* [What needs to be done] Please quote the material exactly, every line of it.

* [Records provided]
# # # #

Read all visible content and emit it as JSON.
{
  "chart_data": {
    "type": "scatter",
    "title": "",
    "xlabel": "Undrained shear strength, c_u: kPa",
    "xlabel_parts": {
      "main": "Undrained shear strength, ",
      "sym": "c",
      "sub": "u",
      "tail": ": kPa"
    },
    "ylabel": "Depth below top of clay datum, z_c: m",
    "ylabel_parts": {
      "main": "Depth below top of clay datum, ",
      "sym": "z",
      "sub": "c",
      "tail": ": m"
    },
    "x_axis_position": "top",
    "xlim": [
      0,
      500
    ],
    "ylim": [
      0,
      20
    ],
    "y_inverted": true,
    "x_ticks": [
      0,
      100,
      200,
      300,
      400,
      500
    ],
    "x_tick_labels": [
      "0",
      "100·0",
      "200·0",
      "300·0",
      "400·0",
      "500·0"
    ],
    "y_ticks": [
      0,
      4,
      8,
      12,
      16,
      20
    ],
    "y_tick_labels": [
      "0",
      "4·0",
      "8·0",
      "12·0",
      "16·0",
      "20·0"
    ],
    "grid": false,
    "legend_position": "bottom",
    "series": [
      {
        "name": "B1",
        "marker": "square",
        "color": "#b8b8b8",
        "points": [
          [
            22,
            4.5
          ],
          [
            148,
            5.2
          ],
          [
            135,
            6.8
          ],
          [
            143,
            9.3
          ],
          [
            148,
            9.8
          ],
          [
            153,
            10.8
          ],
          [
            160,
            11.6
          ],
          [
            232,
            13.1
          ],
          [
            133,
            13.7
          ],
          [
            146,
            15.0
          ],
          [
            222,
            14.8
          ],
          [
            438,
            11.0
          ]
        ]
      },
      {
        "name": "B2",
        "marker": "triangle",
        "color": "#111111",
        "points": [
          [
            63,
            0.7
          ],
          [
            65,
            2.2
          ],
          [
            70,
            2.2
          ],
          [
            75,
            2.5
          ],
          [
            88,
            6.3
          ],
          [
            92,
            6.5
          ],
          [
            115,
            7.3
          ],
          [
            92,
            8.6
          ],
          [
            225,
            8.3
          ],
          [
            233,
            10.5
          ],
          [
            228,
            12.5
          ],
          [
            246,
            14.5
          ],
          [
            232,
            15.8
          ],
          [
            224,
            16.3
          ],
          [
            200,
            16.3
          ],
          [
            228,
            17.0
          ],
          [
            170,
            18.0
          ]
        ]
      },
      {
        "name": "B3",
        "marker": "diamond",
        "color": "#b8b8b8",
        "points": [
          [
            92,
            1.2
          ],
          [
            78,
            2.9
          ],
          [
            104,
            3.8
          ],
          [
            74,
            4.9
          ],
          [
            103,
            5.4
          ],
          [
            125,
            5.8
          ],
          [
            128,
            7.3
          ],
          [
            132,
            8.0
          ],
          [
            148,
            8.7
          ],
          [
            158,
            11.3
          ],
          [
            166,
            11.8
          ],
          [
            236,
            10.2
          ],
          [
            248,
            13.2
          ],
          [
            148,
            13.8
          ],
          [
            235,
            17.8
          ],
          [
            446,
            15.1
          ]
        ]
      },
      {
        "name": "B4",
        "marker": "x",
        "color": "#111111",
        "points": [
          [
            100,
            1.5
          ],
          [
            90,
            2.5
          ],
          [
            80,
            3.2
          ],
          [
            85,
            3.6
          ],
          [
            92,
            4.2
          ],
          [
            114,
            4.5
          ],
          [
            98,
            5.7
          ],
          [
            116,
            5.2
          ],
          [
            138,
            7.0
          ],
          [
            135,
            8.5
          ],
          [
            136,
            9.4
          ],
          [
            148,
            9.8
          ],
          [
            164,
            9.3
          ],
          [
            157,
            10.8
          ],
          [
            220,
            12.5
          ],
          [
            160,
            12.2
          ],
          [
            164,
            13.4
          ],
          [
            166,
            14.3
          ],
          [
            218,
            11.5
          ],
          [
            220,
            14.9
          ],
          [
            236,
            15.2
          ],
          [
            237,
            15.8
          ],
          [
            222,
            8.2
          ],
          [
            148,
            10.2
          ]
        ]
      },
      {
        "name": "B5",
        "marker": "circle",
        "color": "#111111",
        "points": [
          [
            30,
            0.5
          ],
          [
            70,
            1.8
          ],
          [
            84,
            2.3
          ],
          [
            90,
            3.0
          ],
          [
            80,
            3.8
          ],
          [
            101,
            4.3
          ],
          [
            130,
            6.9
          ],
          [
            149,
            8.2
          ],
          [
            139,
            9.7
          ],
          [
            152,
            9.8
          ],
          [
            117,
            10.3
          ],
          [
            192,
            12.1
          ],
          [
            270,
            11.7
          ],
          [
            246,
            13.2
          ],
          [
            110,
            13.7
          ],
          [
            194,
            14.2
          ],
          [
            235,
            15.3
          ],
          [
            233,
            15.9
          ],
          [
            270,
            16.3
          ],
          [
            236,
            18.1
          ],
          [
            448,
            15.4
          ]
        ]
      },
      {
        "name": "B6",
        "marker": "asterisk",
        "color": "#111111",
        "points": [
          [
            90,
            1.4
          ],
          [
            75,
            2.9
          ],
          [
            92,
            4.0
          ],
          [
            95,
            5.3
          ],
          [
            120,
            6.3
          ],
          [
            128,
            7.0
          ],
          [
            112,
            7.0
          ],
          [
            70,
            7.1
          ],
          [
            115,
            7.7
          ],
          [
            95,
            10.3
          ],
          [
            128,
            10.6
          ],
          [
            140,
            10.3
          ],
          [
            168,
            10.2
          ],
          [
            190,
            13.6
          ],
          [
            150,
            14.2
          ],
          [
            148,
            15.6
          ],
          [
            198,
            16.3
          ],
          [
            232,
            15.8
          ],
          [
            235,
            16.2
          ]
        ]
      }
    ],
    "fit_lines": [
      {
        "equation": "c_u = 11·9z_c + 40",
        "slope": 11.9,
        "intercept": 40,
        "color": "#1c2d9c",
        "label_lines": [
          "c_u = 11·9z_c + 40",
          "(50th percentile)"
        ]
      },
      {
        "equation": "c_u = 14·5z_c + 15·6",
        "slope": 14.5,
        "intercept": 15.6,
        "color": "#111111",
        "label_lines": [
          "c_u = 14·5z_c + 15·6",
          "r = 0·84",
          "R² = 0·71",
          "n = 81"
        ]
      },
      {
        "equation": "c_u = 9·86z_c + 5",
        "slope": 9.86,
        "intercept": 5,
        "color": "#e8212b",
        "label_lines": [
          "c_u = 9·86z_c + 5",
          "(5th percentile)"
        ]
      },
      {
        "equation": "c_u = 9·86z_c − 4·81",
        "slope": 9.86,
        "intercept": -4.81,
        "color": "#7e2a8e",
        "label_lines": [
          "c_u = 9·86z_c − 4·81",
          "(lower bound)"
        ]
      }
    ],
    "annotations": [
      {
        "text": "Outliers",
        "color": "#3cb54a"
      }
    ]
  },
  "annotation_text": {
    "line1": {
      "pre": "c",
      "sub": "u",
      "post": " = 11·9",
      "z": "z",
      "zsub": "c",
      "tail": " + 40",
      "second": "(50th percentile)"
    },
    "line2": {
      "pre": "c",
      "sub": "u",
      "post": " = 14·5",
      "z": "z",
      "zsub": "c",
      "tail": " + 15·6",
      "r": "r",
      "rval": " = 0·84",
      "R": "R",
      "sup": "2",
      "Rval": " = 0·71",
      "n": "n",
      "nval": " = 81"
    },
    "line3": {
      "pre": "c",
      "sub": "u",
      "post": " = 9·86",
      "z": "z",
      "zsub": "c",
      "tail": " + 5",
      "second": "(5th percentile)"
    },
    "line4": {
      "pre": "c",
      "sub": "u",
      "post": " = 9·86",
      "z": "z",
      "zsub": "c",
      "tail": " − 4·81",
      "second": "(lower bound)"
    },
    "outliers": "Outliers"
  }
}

# # # #

* [Problem solution]
Read all visible content and emit it as JSON.
{
  "chart_data": {
    "type": "scatter",
    "title": "",
    "xlabel": "Undrained shear strength, c_u: kPa",
    "xlabel_parts": {
      "main": "Undrained shear strength, ",
      "sym": "c",
      "sub": "u",
      "tail": ": kPa"
    },
    "ylabel": "Depth below top of clay datum, z_c: m",
    "ylabel_parts": {
      "main": "Depth below top of clay datum, ",
      "sym": "z",
      "sub": "c",
      "tail": ": m"
    },
    "x_axis_position": "top",
    "xlim": [
      0,
      500
    ],
    "ylim": [
      0,
      20
    ],
    "y_inverted": true,
    "x_ticks": [
      0,
      100,
      200,
      300,
      400,
      500
    ],
    "x_tick_labels": [
      "0",
      "100·0",
      "200·0",
      "300·0",
      "400·0",
      "500·0"
    ],
    "y_ticks": [
      0,
      4,
      8,
      12,
      16,
      20
    ],
    "y_tick_labels": [
      "0",
      "4·0",
      "8·0",
      "12·0",
      "16·0",
      "20·0"
    ],
    "grid": false,
    "legend_position": "bottom",
    "series": [
      {
        "name": "B1",
        "marker": "square",
        "color": "#b8b8b8",
        "points": [
          [
            22,
            4.5
          ],
          [
            148,
            5.2
          ],
          [
            135,
            6.8
          ],
          [
            143,
            9.3
          ],
          [
            148,
            9.8
          ],
          [
            153,
            10.8
          ],
          [
            160,
            11.6
          ],
          [
            232,
            13.1
          ],
          [
            133,
            13.7
          ],
          [
            146,
            15.0
          ],
          [
            222,
            14.8
          ],
          [
            438,
            11.0
          ]
        ]
      },
      {
        "name": "B2",
        "marker": "triangle",
        "color": "#111111",
        "points": [
          [
            63,
            0.7
          ],
          [
            65,
            2.2
          ],
          [
            70,
            2.2
          ],
          [
            75,
            2.5
          ],
          [
            88,
            6.3
          ],
          [
            92,
            6.5
          ],
          [
            115,
            7.3
          ],
          [
            92,
            8.6
          ],
          [
            225,
            8.3
          ],
          [
            233,
            10.5
          ],
          [
            228,
            12.5
          ],
          [
            246,
            14.5
          ],
          [
            232,
            15.8
          ],
          [
            224,
            16.3
          ],
          [
            200,
            16.3
          ],
          [
            228,
            17.0
          ],
          [
            170,
            18.0
          ]
        ]
      },
      {
        "name": "B3",
        "marker": "diamond",
        "color": "#b8b8b8",
        "points": [
          [
            92,
            1.2
          ],
          [
            78,
            2.9
          ],
          [
            104,
            3.8
          ],
          [
            74,
            4.9
          ],
          [
            103,
            5.4
          ],
          [
            125,
            5.8
          ],
          [
            128,
            7.3
          ],
          [
            132,
            8.0
          ],
          [
            148,
            8.7
          ],
          [
            158,
            11.3
          ],
          [
            166,
            11.8
          ],
          [
            236,
            10.2
          ],
          [
            248,
            13.2
          ],
          [
            148,
            13.8
          ],
          [
            235,
            17.8
          ],
          [
            446,
            15.1
          ]
        ]
      },
      {
        "name": "B4",
        "marker": "x",
        "color": "#111111",
        "points": [
          [
            100,
            1.5
          ],
          [
            90,
            2.5
          ],
          [
            80,
            3.2
          ],
          [
            85,
            3.6
          ],
          [
            92,
            4.2
          ],
          [
            114,
            4.5
          ],
          [
            98,
            5.7
          ],
          [
            116,
            5.2
          ],
          [
            138,
            7.0
          ],
          [
            135,
            8.5
          ],
          [
            136,
            9.4
          ],
          [
            148,
            9.8
          ],
          [
            164,
            9.3
          ],
          [
            157,
            10.8
          ],
          [
            220,
            12.5
          ],
          [
            160,
            12.2
          ],
          [
            164,
            13.4
          ],
          [
            166,
            14.3
          ],
          [
            218,
            11.5
          ],
          [
            220,
            14.9
          ],
          [
            236,
            15.2
          ],
          [
            237,
            15.8
          ],
          [
            222,
            8.2
          ],
          [
            148,
            10.2
          ]
        ]
      },
      {
        "name": "B5",
        "marker": "circle",
        "color": "#111111",
        "points": [
          [
            30,
            0.5
          ],
          [
            70,
            1.8
          ],
          [
            84,
            2.3
          ],
          [
            90,
            3.0
          ],
          [
            80,
            3.8
          ],
          [
            101,
            4.3
          ],
          [
            130,
            6.9
          ],
          [
            149,
            8.2
          ],
          [
            139,
            9.7
          ],
          [
            152,
            9.8
          ],
          [
            117,
            10.3
          ],
          [
            192,
            12.1
          ],
          [
            270,
            11.7
          ],
          [
            246,
            13.2
          ],
          [
            110,
            13.7
          ],
          [
            194,
            14.2
          ],
          [
            235,
            15.3
          ],
          [
            233,
            15.9
          ],
          [
            270,
            16.3
          ],
          [
            236,
            18.1
          ],
          [
            448,
            15.4
          ]
        ]
      },
      {
        "name": "B6",
        "marker": "asterisk",
        "color": "#111111",
        "points": [
          [
            90,
            1.4
          ],
          [
            75,
            2.9
          ],
          [
            92,
            4.0
          ],
          [
            95,
            5.3
          ],
          [
            120,
            6.3
          ],
          [
            128,
            7.0
          ],
          [
            112,
            7.0
          ],
          [
            70,
            7.1
          ],
          [
            115,
            7.7
          ],
          [
            95,
            10.3
          ],
          [
            128,
            10.6
          ],
          [
            140,
            10.3
          ],
          [
            168,
            10.2
          ],
          [
            190,
            13.6
          ],
          [
            150,
            14.2
          ],
          [
            148,
            15.6
          ],
          [
            198,
            16.3
          ],
          [
            232,
            15.8
          ],
          [
            235,
            16.2
          ]
        ]
      }
    ],
    "fit_lines": [
      {
        "equation": "c_u = 11·9z_c + 40",
        "slope": 11.9,
        "intercept": 40,
        "color": "#1c2d9c",
        "label_lines": [
          "c_u = 11·9z_c + 40",
          "(50th percentile)"
        ]
      },
      {
        "equation": "c_u = 14·5z_c + 15·6",
        "slope": 14.5,
        "intercept": 15.6,
        "color": "#111111",
        "label_lines": [
          "c_u = 14·5z_c + 15·6",
          "r = 0·84",
          "R² = 0·71",
          "n = 81"
        ]
      },
      {
        "equation": "c_u = 9·86z_c + 5",
        "slope": 9.86,
        "intercept": 5,
        "color": "#e8212b",
        "label_lines": [
          "c_u = 9·86z_c + 5",
          "(5th percentile)"
        ]
      },
      {
        "equation": "c_u = 9·86z_c − 4·81",
        "slope": 9.86,
        "intercept": -4.81,
        "color": "#7e2a8e",
        "label_lines": [
          "c_u = 9·86z_c − 4·81",
          "(lower bound)"
        ]
      }
    ],
    "annotations": [
      {
        "text": "Outliers",
        "color": "#3cb54a"
      }
    ]
  },
  "annotation_text": {
    "line1": {
      "pre": "c",
      "sub": "u",
      "post": " = 11·9",
      "z": "z",
      "zsub": "c",
      "tail": " + 40",
      "second": "(50th percentile)"
    },
    "line2": {
      "pre": "c",
      "sub": "u",
      "post": " = 14·5",
      "z": "z",
      "zsub": "c",
      "tail": " + 15·6",
      "r": "r",
      "rval": " = 0·84",
      "R": "R",
      "sup": "2",
      "Rval": " = 0·71",
      "n": "n",
      "nval": " = 81"
    },
    "line3": {
      "pre": "c",
      "sub": "u",
      "post": " = 9·86",
      "z": "z",
      "zsub": "c",
      "tail": " + 5",
      "second": "(5th percentile)"
    },
    "line4": {
      "pre": "c",
      "sub": "u",
      "post": " = 9·86",
      "z": "z",
      "zsub": "c",
      "tail": " − 4·81",
      "second": "(lower bound)"
    },
    "outliers": "Outliers"
  }
}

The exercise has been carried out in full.